## Stated task
Transcribe every entry below word for word, but skip the pictures.

## Given data
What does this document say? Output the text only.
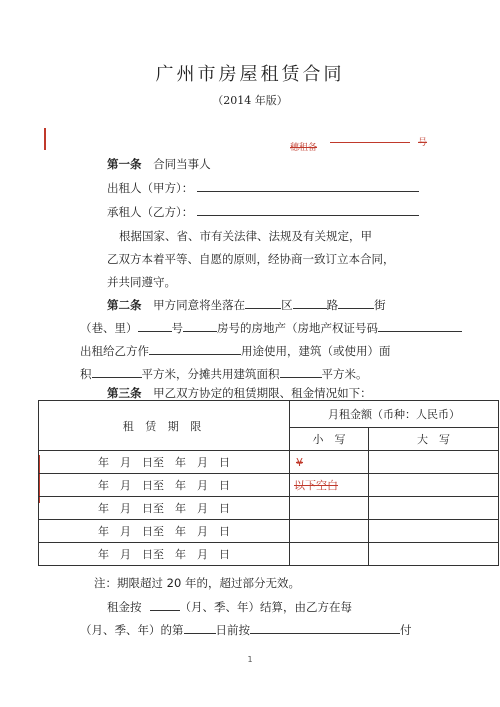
广州市房屋租赁合同
（2014 年版）
穗租备	号
第一条 合同当事人
出租人（甲方）：
承租人（乙方）：
根据国家、省、市有关法律、法规及有关规定，甲
乙双方本着平等、自愿的原则，经协商一致订立本合同，
并共同遵守。
第二条 甲方同意将坐落在	区	路	街
（巷、里）	号	房号的房地产（房地产权证号码
出租给乙方作	用途使用，建筑（或使用）面
积	平方米，分摊共用建筑面积	平方米。
第三条 甲乙双方协定的租赁期限、租金情况如下：
租 赁 期 限	月租金额（币种：人民币）	
	小　写	大　写
年　月　日至　年　月　日	¥	
年　月　日至　年　月　日	以下空白	
年　月　日至　年　月　日		
年　月　日至　年　月　日		
年　月　日至　年　月　日		
注：期限超过 20 年的，超过部分无效。
租金按	（月、季、年）结算，由乙方在每
（月、季、年）的第	日前按	付
1
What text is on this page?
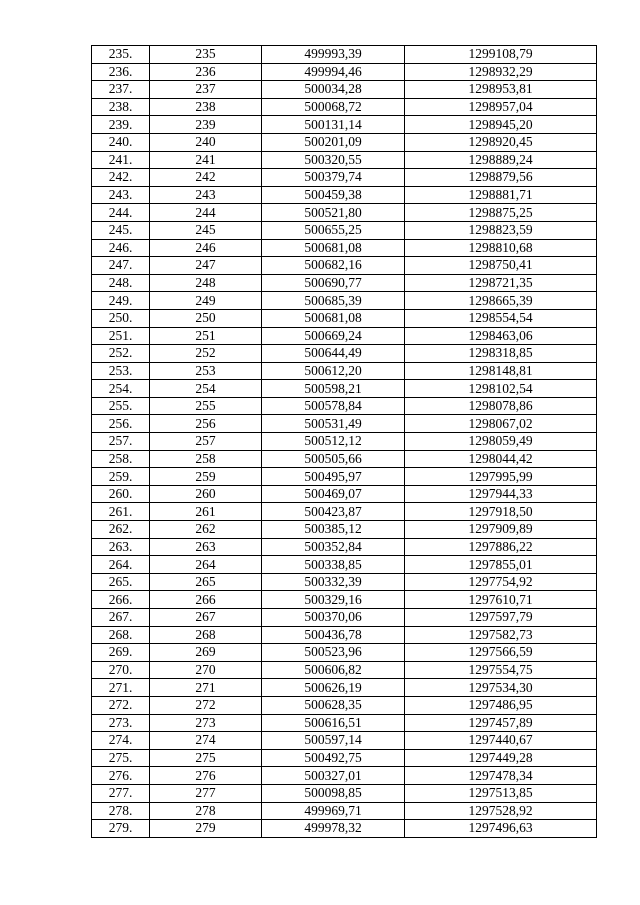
235.	235	499993,39	1299108,79
236.	236	499994,46	1298932,29
237.	237	500034,28	1298953,81
238.	238	500068,72	1298957,04
239.	239	500131,14	1298945,20
240.	240	500201,09	1298920,45
241.	241	500320,55	1298889,24
242.	242	500379,74	1298879,56
243.	243	500459,38	1298881,71
244.	244	500521,80	1298875,25
245.	245	500655,25	1298823,59
246.	246	500681,08	1298810,68
247.	247	500682,16	1298750,41
248.	248	500690,77	1298721,35
249.	249	500685,39	1298665,39
250.	250	500681,08	1298554,54
251.	251	500669,24	1298463,06
252.	252	500644,49	1298318,85
253.	253	500612,20	1298148,81
254.	254	500598,21	1298102,54
255.	255	500578,84	1298078,86
256.	256	500531,49	1298067,02
257.	257	500512,12	1298059,49
258.	258	500505,66	1298044,42
259.	259	500495,97	1297995,99
260.	260	500469,07	1297944,33
261.	261	500423,87	1297918,50
262.	262	500385,12	1297909,89
263.	263	500352,84	1297886,22
264.	264	500338,85	1297855,01
265.	265	500332,39	1297754,92
266.	266	500329,16	1297610,71
267.	267	500370,06	1297597,79
268.	268	500436,78	1297582,73
269.	269	500523,96	1297566,59
270.	270	500606,82	1297554,75
271.	271	500626,19	1297534,30
272.	272	500628,35	1297486,95
273.	273	500616,51	1297457,89
274.	274	500597,14	1297440,67
275.	275	500492,75	1297449,28
276.	276	500327,01	1297478,34
277.	277	500098,85	1297513,85
278.	278	499969,71	1297528,92
279.	279	499978,32	1297496,63
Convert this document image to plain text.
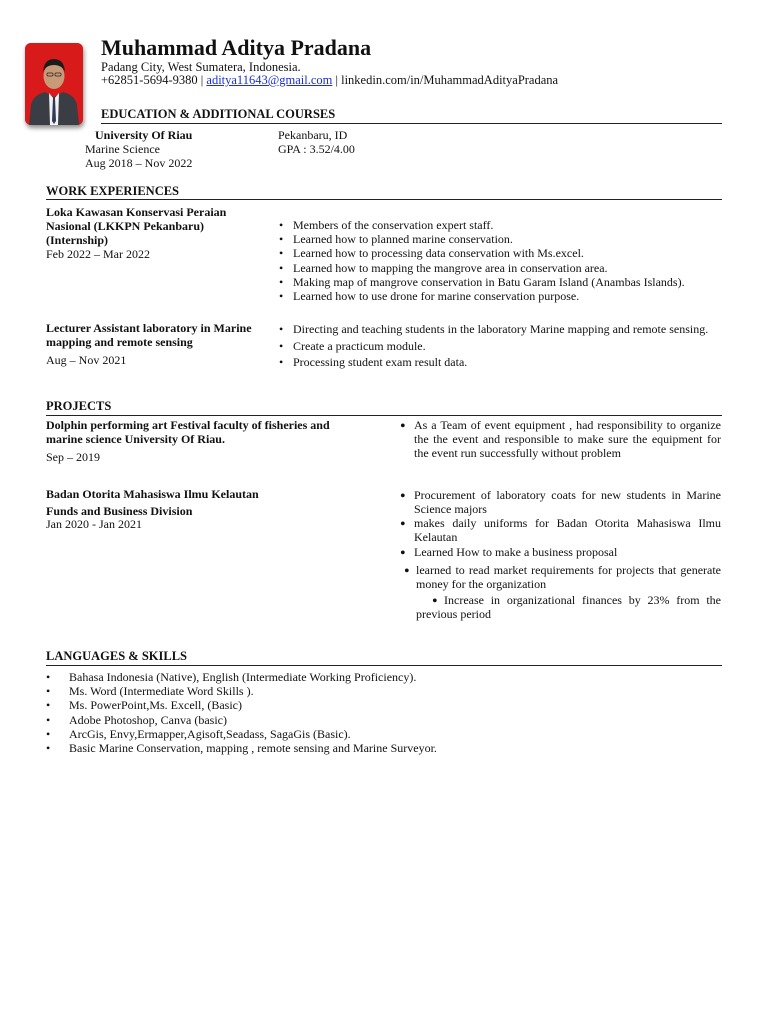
Muhammad Aditya Pradana
Padang City, West Sumatera, Indonesia.
+62851-5694-9380 | aditya11643@gmail.com | linkedin.com/in/MuhammadAdityaPradana
EDUCATION & ADDITIONAL COURSES
University Of Riau
Marine Science
Aug 2018 – Nov 2022
Pekanbaru, ID
GPA : 3.52/4.00
WORK EXPERIENCES
Loka Kawasan Konservasi Peraian
Nasional (LKKPN Pekanbaru)
(Internship)
Feb 2022 – Mar 2022
• Members of the conservation expert staff.
• Learned how to planned marine conservation.
• Learned how to processing data conservation with Ms.excel.
• Learned how to mapping the mangrove area in conservation area.
• Making map of mangrove conservation in Batu Garam Island (Anambas Islands).
• Learned how to use drone for marine conservation purpose.
Lecturer Assistant laboratory in Marine
mapping and remote sensing
Aug – Nov 2021
• Directing and teaching students in the laboratory Marine mapping and remote sensing.
• Create a practicum module.
• Processing student exam result data.
PROJECTS
Dolphin performing art Festival faculty of fisheries and
marine science University Of Riau.
Sep – 2019
• As a Team of event equipment , had responsibility to organize the the event and responsible to make sure the equipment for the event run successfully without problem
Badan Otorita Mahasiswa Ilmu Kelautan
Funds and Business Division
Jan 2020 - Jan 2021
• Procurement of laboratory coats for new students in Marine Science majors
• makes daily uniforms for Badan Otorita Mahasiswa Ilmu Kelautan
• Learned How to make a business proposal
• learned to read market requirements for projects that generate money for the organization
• Increase in organizational finances by 23% from the previous period
LANGUAGES & SKILLS
• Bahasa Indonesia (Native), English (Intermediate Working Proficiency).
• Ms. Word (Intermediate Word Skills ).
• Ms. PowerPoint,Ms. Excell, (Basic)
• Adobe Photoshop, Canva (basic)
• ArcGis, Envy,Ermapper,Agisoft,Seadass, SagaGis (Basic).
• Basic Marine Conservation, mapping , remote sensing and Marine Surveyor.
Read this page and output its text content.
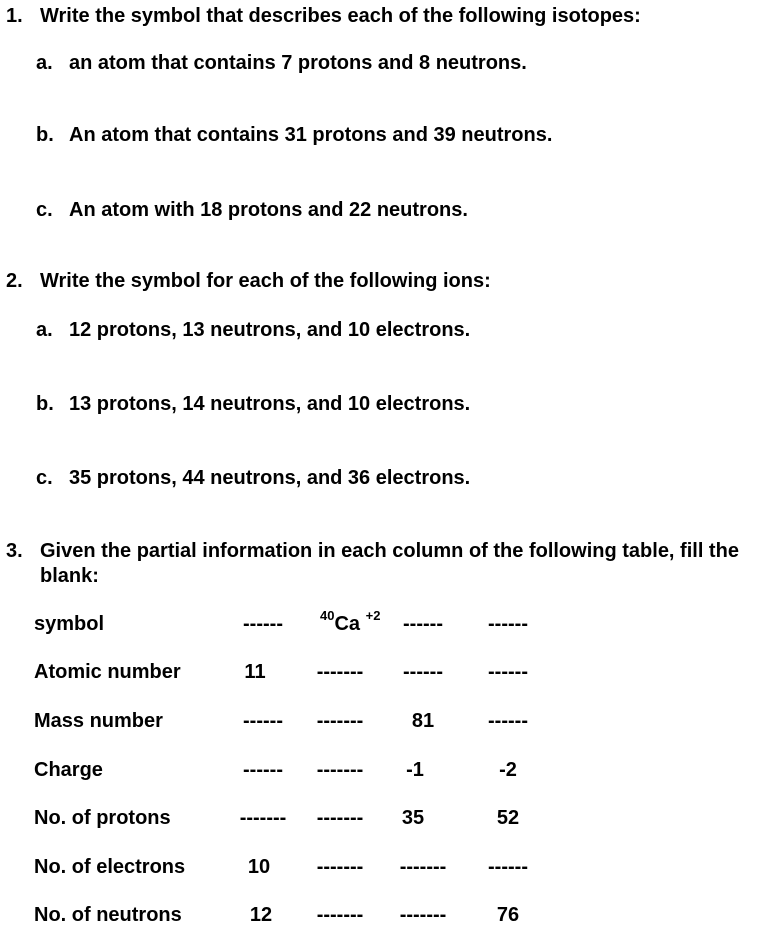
1. Write the symbol that describes each of the following isotopes:
a. an atom that contains 7 protons and 8 neutrons.
b. An atom that contains 31 protons and 39 neutrons.
c. An atom with 18 protons and 22 neutrons.
2. Write the symbol for each of the following ions:
a. 12 protons, 13 neutrons, and 10 electrons.
b. 13 protons, 14 neutrons, and 10 electrons.
c. 35 protons, 44 neutrons, and 36 electrons.
3. Given the partial information in each column of the following table, fill the
blank:
symbol	------	$^{40}$Ca $^{+2}$	------	------
Atomic number	11	-------	------	------
Mass number	------	-------	81	------
Charge	------	-------	-1	-2
No. of protons	-------	-------	35	52
No. of electrons	10	-------	-------	------
No. of neutrons	12	-------	-------	76
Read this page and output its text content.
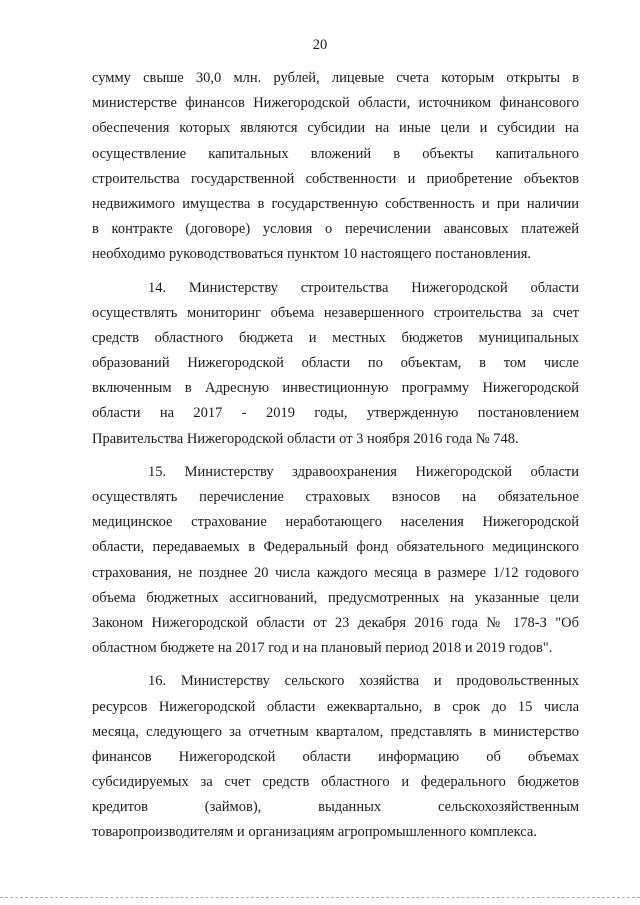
20

сумму свыше 30,0 млн. рублей, лицевые счета которым открыты в
министерстве финансов Нижегородской области, источником финансового
обеспечения которых являются субсидии на иные цели и субсидии на
осуществление капитальных вложений в объекты капитального
строительства государственной собственности и приобретение объектов
недвижимого имущества в государственную собственность и при наличии
в контракте (договоре) условия о перечислении авансовых платежей
необходимо руководствоваться пунктом 10 настоящего постановления.

14. Министерству строительства Нижегородской области
осуществлять мониторинг объема незавершенного строительства за счет
средств областного бюджета и местных бюджетов муниципальных
образований Нижегородской области по объектам, в том числе
включенным в Адресную инвестиционную программу Нижегородской
области на 2017 - 2019 годы, утвержденную постановлением
Правительства Нижегородской области от 3 ноября 2016 года № 748.

15. Министерству здравоохранения Нижегородской области
осуществлять перечисление страховых взносов на обязательное
медицинское страхование неработающего населения Нижегородской
области, передаваемых в Федеральный фонд обязательного медицинского
страхования, не позднее 20 числа каждого месяца в размере 1/12 годового
объема бюджетных ассигнований, предусмотренных на указанные цели
Законом Нижегородской области от 23 декабря 2016 года № 178-З "Об
областном бюджете на 2017 год и на плановый период 2018 и 2019 годов".

16. Министерству сельского хозяйства и продовольственных
ресурсов Нижегородской области ежеквартально, в срок до 15 числа
месяца, следующего за отчетным кварталом, представлять в министерство
финансов Нижегородской области информацию об объемах
субсидируемых за счет средств областного и федерального бюджетов
кредитов (займов), выданных сельскохозяйственным
товаропроизводителям и организациям агропромышленного комплекса.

## Exercise answer
What does this document say? Output the text only.
广州市房屋租赁合同
（2014 年版）
穗租备	号
第一条 合同当事人
出租人（甲方）：
承租人（乙方）：
根据国家、省、市有关法律、法规及有关规定，甲
乙双方本着平等、自愿的原则，经协商一致订立本合同，
并共同遵守。
第二条 甲方同意将坐落在	区	路	街
（巷、里）	号	房号的房地产（房地产权证号码
出租给乙方作	用途使用，建筑（或使用）面
积	平方米，分摊共用建筑面积	平方米。
第三条 甲乙双方协定的租赁期限、租金情况如下：
租 赁 期 限	月租金额（币种：人民币）	
	小　写	大　写
年　月　日至　年　月　日	¥	
年　月　日至　年　月　日	以下空白	
年　月　日至　年　月　日		
年　月　日至　年　月　日		
年　月　日至　年　月　日		
注：期限超过 20 年的，超过部分无效。
租金按	（月、季、年）结算，由乙方在每
（月、季、年）的第	日前按	付
1
What text is on this page?
235.	235	499993,39	1299108,79
236.	236	499994,46	1298932,29
237.	237	500034,28	1298953,81
238.	238	500068,72	1298957,04
239.	239	500131,14	1298945,20
240.	240	500201,09	1298920,45
241.	241	500320,55	1298889,24
242.	242	500379,74	1298879,56
243.	243	500459,38	1298881,71
244.	244	500521,80	1298875,25
245.	245	500655,25	1298823,59
246.	246	500681,08	1298810,68
247.	247	500682,16	1298750,41
248.	248	500690,77	1298721,35
249.	249	500685,39	1298665,39
250.	250	500681,08	1298554,54
251.	251	500669,24	1298463,06
252.	252	500644,49	1298318,85
253.	253	500612,20	1298148,81
254.	254	500598,21	1298102,54
255.	255	500578,84	1298078,86
256.	256	500531,49	1298067,02
257.	257	500512,12	1298059,49
258.	258	500505,66	1298044,42
259.	259	500495,97	1297995,99
260.	260	500469,07	1297944,33
261.	261	500423,87	1297918,50
262.	262	500385,12	1297909,89
263.	263	500352,84	1297886,22
264.	264	500338,85	1297855,01
265.	265	500332,39	1297754,92
266.	266	500329,16	1297610,71
267.	267	500370,06	1297597,79
268.	268	500436,78	1297582,73
269.	269	500523,96	1297566,59
270.	270	500606,82	1297554,75
271.	271	500626,19	1297534,30
272.	272	500628,35	1297486,95
273.	273	500616,51	1297457,89
274.	274	500597,14	1297440,67
275.	275	500492,75	1297449,28
276.	276	500327,01	1297478,34
277.	277	500098,85	1297513,85
278.	278	499969,71	1297528,92
279.	279	499978,32	1297496,63
Convert this document image to plain text.
Muhammad Aditya Pradana
Padang City, West Sumatera, Indonesia.
+62851-5694-9380 | aditya11643@gmail.com | linkedin.com/in/MuhammadAdityaPradana
EDUCATION & ADDITIONAL COURSES
University Of Riau
Marine Science
Aug 2018 – Nov 2022
Pekanbaru, ID
GPA : 3.52/4.00
WORK EXPERIENCES
Loka Kawasan Konservasi Peraian
Nasional (LKKPN Pekanbaru)
(Internship)
Feb 2022 – Mar 2022
• Members of the conservation expert staff.
• Learned how to planned marine conservation.
• Learned how to processing data conservation with Ms.excel.
• Learned how to mapping the mangrove area in conservation area.
• Making map of mangrove conservation in Batu Garam Island (Anambas Islands).
• Learned how to use drone for marine conservation purpose.
Lecturer Assistant laboratory in Marine
mapping and remote sensing
Aug – Nov 2021
• Directing and teaching students in the laboratory Marine mapping and remote sensing.
• Create a practicum module.
• Processing student exam result data.
PROJECTS
Dolphin performing art Festival faculty of fisheries and
marine science University Of Riau.
Sep – 2019
• As a Team of event equipment , had responsibility to organize the the event and responsible to make sure the equipment for the event run successfully without problem
Badan Otorita Mahasiswa Ilmu Kelautan
Funds and Business Division
Jan 2020 - Jan 2021
• Procurement of laboratory coats for new students in Marine Science majors
• makes daily uniforms for Badan Otorita Mahasiswa Ilmu Kelautan
• Learned How to make a business proposal
• learned to read market requirements for projects that generate money for the organization
• Increase in organizational finances by 23% from the previous period
LANGUAGES & SKILLS
• Bahasa Indonesia (Native), English (Intermediate Working Proficiency).
• Ms. Word (Intermediate Word Skills ).
• Ms. PowerPoint,Ms. Excell, (Basic)
• Adobe Photoshop, Canva (basic)
• ArcGis, Envy,Ermapper,Agisoft,Seadass, SagaGis (Basic).
• Basic Marine Conservation, mapping , remote sensing and Marine Surveyor.
Read this page and output its text content.
1. Write the symbol that describes each of the following isotopes:
a. an atom that contains 7 protons and 8 neutrons.
b. An atom that contains 31 protons and 39 neutrons.
c. An atom with 18 protons and 22 neutrons.
2. Write the symbol for each of the following ions:
a. 12 protons, 13 neutrons, and 10 electrons.
b. 13 protons, 14 neutrons, and 10 electrons.
c. 35 protons, 44 neutrons, and 36 electrons.
3. Given the partial information in each column of the following table, fill the
blank:
symbol	------	$^{40}$Ca $^{+2}$	------	------
Atomic number	11	-------	------	------
Mass number	------	-------	81	------
Charge	------	-------	-1	-2
No. of protons	-------	-------	35	52
No. of electrons	10	-------	-------	------
No. of neutrons	12	-------	-------	76
Read this page and output its text content.
20

сумму свыше 30,0 млн. рублей, лицевые счета которым открыты в
министерстве финансов Нижегородской области, источником финансового
обеспечения которых являются субсидии на иные цели и субсидии на
осуществление капитальных вложений в объекты капитального
строительства государственной собственности и приобретение объектов
недвижимого имущества в государственную собственность и при наличии
в контракте (договоре) условия о перечислении авансовых платежей
необходимо руководствоваться пунктом 10 настоящего постановления.

14. Министерству строительства Нижегородской области
осуществлять мониторинг объема незавершенного строительства за счет
средств областного бюджета и местных бюджетов муниципальных
образований Нижегородской области по объектам, в том числе
включенным в Адресную инвестиционную программу Нижегородской
области на 2017 - 2019 годы, утвержденную постановлением
Правительства Нижегородской области от 3 ноября 2016 года № 748.

15. Министерству здравоохранения Нижегородской области
осуществлять перечисление страховых взносов на обязательное
медицинское страхование неработающего населения Нижегородской
области, передаваемых в Федеральный фонд обязательного медицинского
страхования, не позднее 20 числа каждого месяца в размере 1/12 годового
объема бюджетных ассигнований, предусмотренных на указанные цели
Законом Нижегородской области от 23 декабря 2016 года № 178-З "Об
областном бюджете на 2017 год и на плановый период 2018 и 2019 годов".

16. Министерству сельского хозяйства и продовольственных
ресурсов Нижегородской области ежеквартально, в срок до 15 числа
месяца, следующего за отчетным кварталом, представлять в министерство
финансов Нижегородской области информацию об объемах
субсидируемых за счет средств областного и федерального бюджетов
кредитов (займов), выданных сельскохозяйственным
товаропроизводителям и организациям агропромышленного комплекса.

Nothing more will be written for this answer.